Challenge: Leave out every picture, then transcribe the rest of the listing exactly.
[Provided entries start]
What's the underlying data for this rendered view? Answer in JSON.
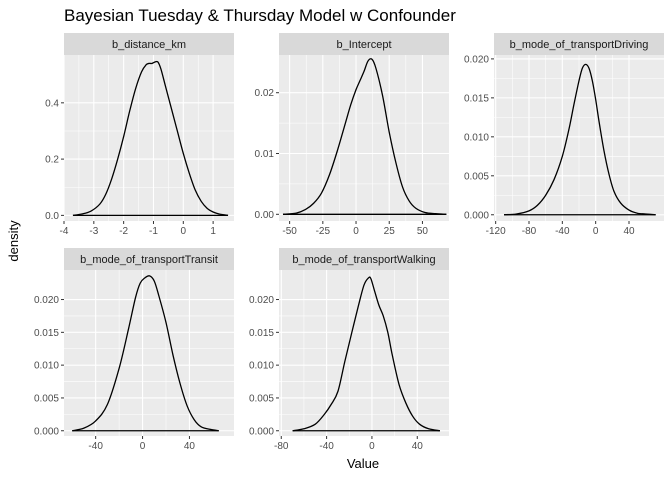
{
  "chart_data": {
    "type": "line",
    "title": "Bayesian Tuesday & Thursday Model w Confounder",
    "xlabel": "Value",
    "ylabel": "density",
    "grid": true,
    "legend": "none",
    "line_color": "#000000",
    "panel_background": "#ebebeb",
    "strip_background": "#d9d9d9",
    "facets": [
      {
        "label": "b_distance_km",
        "xlim": [
          -4,
          1.7
        ],
        "ylim": [
          -0.02,
          0.57
        ],
        "xticks": [
          -4,
          -3,
          -2,
          -1,
          0,
          1
        ],
        "yticks": [
          0.0,
          0.2,
          0.4
        ],
        "ytick_labels": [
          "0.0",
          "0.2",
          "0.4"
        ],
        "x": [
          -3.7,
          -3.4,
          -3.1,
          -2.8,
          -2.6,
          -2.4,
          -2.2,
          -2.0,
          -1.8,
          -1.6,
          -1.4,
          -1.25,
          -1.15,
          -1.05,
          -0.95,
          -0.85,
          -0.75,
          -0.6,
          -0.4,
          -0.2,
          0.0,
          0.2,
          0.4,
          0.6,
          0.8,
          1.0,
          1.2,
          1.5
        ],
        "y": [
          0.0,
          0.005,
          0.015,
          0.04,
          0.075,
          0.13,
          0.2,
          0.28,
          0.37,
          0.45,
          0.51,
          0.535,
          0.54,
          0.54,
          0.545,
          0.545,
          0.52,
          0.46,
          0.38,
          0.3,
          0.22,
          0.15,
          0.09,
          0.05,
          0.025,
          0.012,
          0.005,
          0.0
        ]
      },
      {
        "label": "b_Intercept",
        "xlim": [
          -58,
          70
        ],
        "ylim": [
          -0.0011,
          0.0262
        ],
        "xticks": [
          -50,
          -25,
          0,
          25,
          50
        ],
        "yticks": [
          0.0,
          0.01,
          0.02
        ],
        "ytick_labels": [
          "0.00",
          "0.01",
          "0.02"
        ],
        "x": [
          -55,
          -45,
          -38,
          -32,
          -26,
          -20,
          -14,
          -8,
          -4,
          0,
          3,
          6,
          9,
          12,
          15,
          20,
          25,
          30,
          35,
          40,
          45,
          52,
          60,
          68
        ],
        "y": [
          0.0,
          0.0002,
          0.0008,
          0.0018,
          0.0035,
          0.0065,
          0.0105,
          0.015,
          0.018,
          0.0205,
          0.022,
          0.0235,
          0.0252,
          0.0255,
          0.024,
          0.0195,
          0.0135,
          0.0085,
          0.0045,
          0.0022,
          0.001,
          0.0003,
          0.0001,
          0.0
        ]
      },
      {
        "label": "b_mode_of_transportDriving",
        "xlim": [
          -122,
          82
        ],
        "ylim": [
          -0.0008,
          0.0205
        ],
        "xticks": [
          -120,
          -80,
          -40,
          0,
          40
        ],
        "yticks": [
          0.0,
          0.005,
          0.01,
          0.015,
          0.02
        ],
        "ytick_labels": [
          "0.000",
          "0.005",
          "0.010",
          "0.015",
          "0.020"
        ],
        "x": [
          -110,
          -95,
          -80,
          -70,
          -60,
          -50,
          -40,
          -32,
          -26,
          -20,
          -16,
          -12,
          -8,
          -4,
          0,
          4,
          10,
          16,
          22,
          30,
          40,
          50,
          60,
          72
        ],
        "y": [
          0.0,
          0.0001,
          0.0005,
          0.0012,
          0.0025,
          0.0045,
          0.0075,
          0.011,
          0.0142,
          0.0172,
          0.0188,
          0.0193,
          0.0188,
          0.0172,
          0.0148,
          0.012,
          0.0082,
          0.0052,
          0.003,
          0.0015,
          0.0006,
          0.0002,
          0.0001,
          0.0
        ]
      },
      {
        "label": "b_mode_of_transportTransit",
        "xlim": [
          -67,
          78
        ],
        "ylim": [
          -0.0008,
          0.0245
        ],
        "xticks": [
          -40,
          0,
          40
        ],
        "yticks": [
          0.0,
          0.005,
          0.01,
          0.015,
          0.02
        ],
        "ytick_labels": [
          "0.000",
          "0.005",
          "0.010",
          "0.015",
          "0.020"
        ],
        "x": [
          -60,
          -50,
          -40,
          -30,
          -20,
          -12,
          -6,
          -2,
          2,
          6,
          10,
          14,
          20,
          26,
          32,
          38,
          44,
          50,
          58,
          65
        ],
        "y": [
          0.0,
          0.0004,
          0.0015,
          0.004,
          0.0095,
          0.0155,
          0.0203,
          0.0225,
          0.0233,
          0.0236,
          0.0228,
          0.0205,
          0.0165,
          0.0115,
          0.0072,
          0.0038,
          0.0017,
          0.0006,
          0.0002,
          0.0
        ]
      },
      {
        "label": "b_mode_of_transportWalking",
        "xlim": [
          -82,
          68
        ],
        "ylim": [
          -0.0008,
          0.0245
        ],
        "xticks": [
          -80,
          -40,
          0,
          40
        ],
        "yticks": [
          0.0,
          0.005,
          0.01,
          0.015,
          0.02
        ],
        "ytick_labels": [
          "0.000",
          "0.005",
          "0.010",
          "0.015",
          "0.020"
        ],
        "x": [
          -70,
          -60,
          -50,
          -42,
          -36,
          -30,
          -24,
          -18,
          -12,
          -7,
          -3,
          -1,
          2,
          6,
          10,
          14,
          18,
          24,
          30,
          36,
          42,
          50,
          60
        ],
        "y": [
          0.0,
          0.0003,
          0.001,
          0.0025,
          0.004,
          0.006,
          0.0105,
          0.0148,
          0.019,
          0.0222,
          0.0233,
          0.0232,
          0.0215,
          0.0192,
          0.0175,
          0.015,
          0.0115,
          0.007,
          0.0042,
          0.0022,
          0.001,
          0.0003,
          0.0
        ]
      }
    ]
  }
}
[Provided entries end]
Task result:
What's the underlying data for this rendered view? Answer in JSON.
{
  "chart_data": {
    "type": "line",
    "title": "Bayesian Tuesday & Thursday Model w Confounder",
    "xlabel": "Value",
    "ylabel": "density",
    "grid": true,
    "legend": "none",
    "line_color": "#000000",
    "panel_background": "#ebebeb",
    "strip_background": "#d9d9d9",
    "facets": [
      {
        "label": "b_distance_km",
        "xlim": [
          -4,
          1.7
        ],
        "ylim": [
          -0.02,
          0.57
        ],
        "xticks": [
          -4,
          -3,
          -2,
          -1,
          0,
          1
        ],
        "yticks": [
          0.0,
          0.2,
          0.4
        ],
        "ytick_labels": [
          "0.0",
          "0.2",
          "0.4"
        ],
        "x": [
          -3.7,
          -3.4,
          -3.1,
          -2.8,
          -2.6,
          -2.4,
          -2.2,
          -2.0,
          -1.8,
          -1.6,
          -1.4,
          -1.25,
          -1.15,
          -1.05,
          -0.95,
          -0.85,
          -0.75,
          -0.6,
          -0.4,
          -0.2,
          0.0,
          0.2,
          0.4,
          0.6,
          0.8,
          1.0,
          1.2,
          1.5
        ],
        "y": [
          0.0,
          0.005,
          0.015,
          0.04,
          0.075,
          0.13,
          0.2,
          0.28,
          0.37,
          0.45,
          0.51,
          0.535,
          0.54,
          0.54,
          0.545,
          0.545,
          0.52,
          0.46,
          0.38,
          0.3,
          0.22,
          0.15,
          0.09,
          0.05,
          0.025,
          0.012,
          0.005,
          0.0
        ]
      },
      {
        "label": "b_Intercept",
        "xlim": [
          -58,
          70
        ],
        "ylim": [
          -0.0011,
          0.0262
        ],
        "xticks": [
          -50,
          -25,
          0,
          25,
          50
        ],
        "yticks": [
          0.0,
          0.01,
          0.02
        ],
        "ytick_labels": [
          "0.00",
          "0.01",
          "0.02"
        ],
        "x": [
          -55,
          -45,
          -38,
          -32,
          -26,
          -20,
          -14,
          -8,
          -4,
          0,
          3,
          6,
          9,
          12,
          15,
          20,
          25,
          30,
          35,
          40,
          45,
          52,
          60,
          68
        ],
        "y": [
          0.0,
          0.0002,
          0.0008,
          0.0018,
          0.0035,
          0.0065,
          0.0105,
          0.015,
          0.018,
          0.0205,
          0.022,
          0.0235,
          0.0252,
          0.0255,
          0.024,
          0.0195,
          0.0135,
          0.0085,
          0.0045,
          0.0022,
          0.001,
          0.0003,
          0.0001,
          0.0
        ]
      },
      {
        "label": "b_mode_of_transportDriving",
        "xlim": [
          -122,
          82
        ],
        "ylim": [
          -0.0008,
          0.0205
        ],
        "xticks": [
          -120,
          -80,
          -40,
          0,
          40
        ],
        "yticks": [
          0.0,
          0.005,
          0.01,
          0.015,
          0.02
        ],
        "ytick_labels": [
          "0.000",
          "0.005",
          "0.010",
          "0.015",
          "0.020"
        ],
        "x": [
          -110,
          -95,
          -80,
          -70,
          -60,
          -50,
          -40,
          -32,
          -26,
          -20,
          -16,
          -12,
          -8,
          -4,
          0,
          4,
          10,
          16,
          22,
          30,
          40,
          50,
          60,
          72
        ],
        "y": [
          0.0,
          0.0001,
          0.0005,
          0.0012,
          0.0025,
          0.0045,
          0.0075,
          0.011,
          0.0142,
          0.0172,
          0.0188,
          0.0193,
          0.0188,
          0.0172,
          0.0148,
          0.012,
          0.0082,
          0.0052,
          0.003,
          0.0015,
          0.0006,
          0.0002,
          0.0001,
          0.0
        ]
      },
      {
        "label": "b_mode_of_transportTransit",
        "xlim": [
          -67,
          78
        ],
        "ylim": [
          -0.0008,
          0.0245
        ],
        "xticks": [
          -40,
          0,
          40
        ],
        "yticks": [
          0.0,
          0.005,
          0.01,
          0.015,
          0.02
        ],
        "ytick_labels": [
          "0.000",
          "0.005",
          "0.010",
          "0.015",
          "0.020"
        ],
        "x": [
          -60,
          -50,
          -40,
          -30,
          -20,
          -12,
          -6,
          -2,
          2,
          6,
          10,
          14,
          20,
          26,
          32,
          38,
          44,
          50,
          58,
          65
        ],
        "y": [
          0.0,
          0.0004,
          0.0015,
          0.004,
          0.0095,
          0.0155,
          0.0203,
          0.0225,
          0.0233,
          0.0236,
          0.0228,
          0.0205,
          0.0165,
          0.0115,
          0.0072,
          0.0038,
          0.0017,
          0.0006,
          0.0002,
          0.0
        ]
      },
      {
        "label": "b_mode_of_transportWalking",
        "xlim": [
          -82,
          68
        ],
        "ylim": [
          -0.0008,
          0.0245
        ],
        "xticks": [
          -80,
          -40,
          0,
          40
        ],
        "yticks": [
          0.0,
          0.005,
          0.01,
          0.015,
          0.02
        ],
        "ytick_labels": [
          "0.000",
          "0.005",
          "0.010",
          "0.015",
          "0.020"
        ],
        "x": [
          -70,
          -60,
          -50,
          -42,
          -36,
          -30,
          -24,
          -18,
          -12,
          -7,
          -3,
          -1,
          2,
          6,
          10,
          14,
          18,
          24,
          30,
          36,
          42,
          50,
          60
        ],
        "y": [
          0.0,
          0.0003,
          0.001,
          0.0025,
          0.004,
          0.006,
          0.0105,
          0.0148,
          0.019,
          0.0222,
          0.0233,
          0.0232,
          0.0215,
          0.0192,
          0.0175,
          0.015,
          0.0115,
          0.007,
          0.0042,
          0.0022,
          0.001,
          0.0003,
          0.0
        ]
      }
    ]
  }
}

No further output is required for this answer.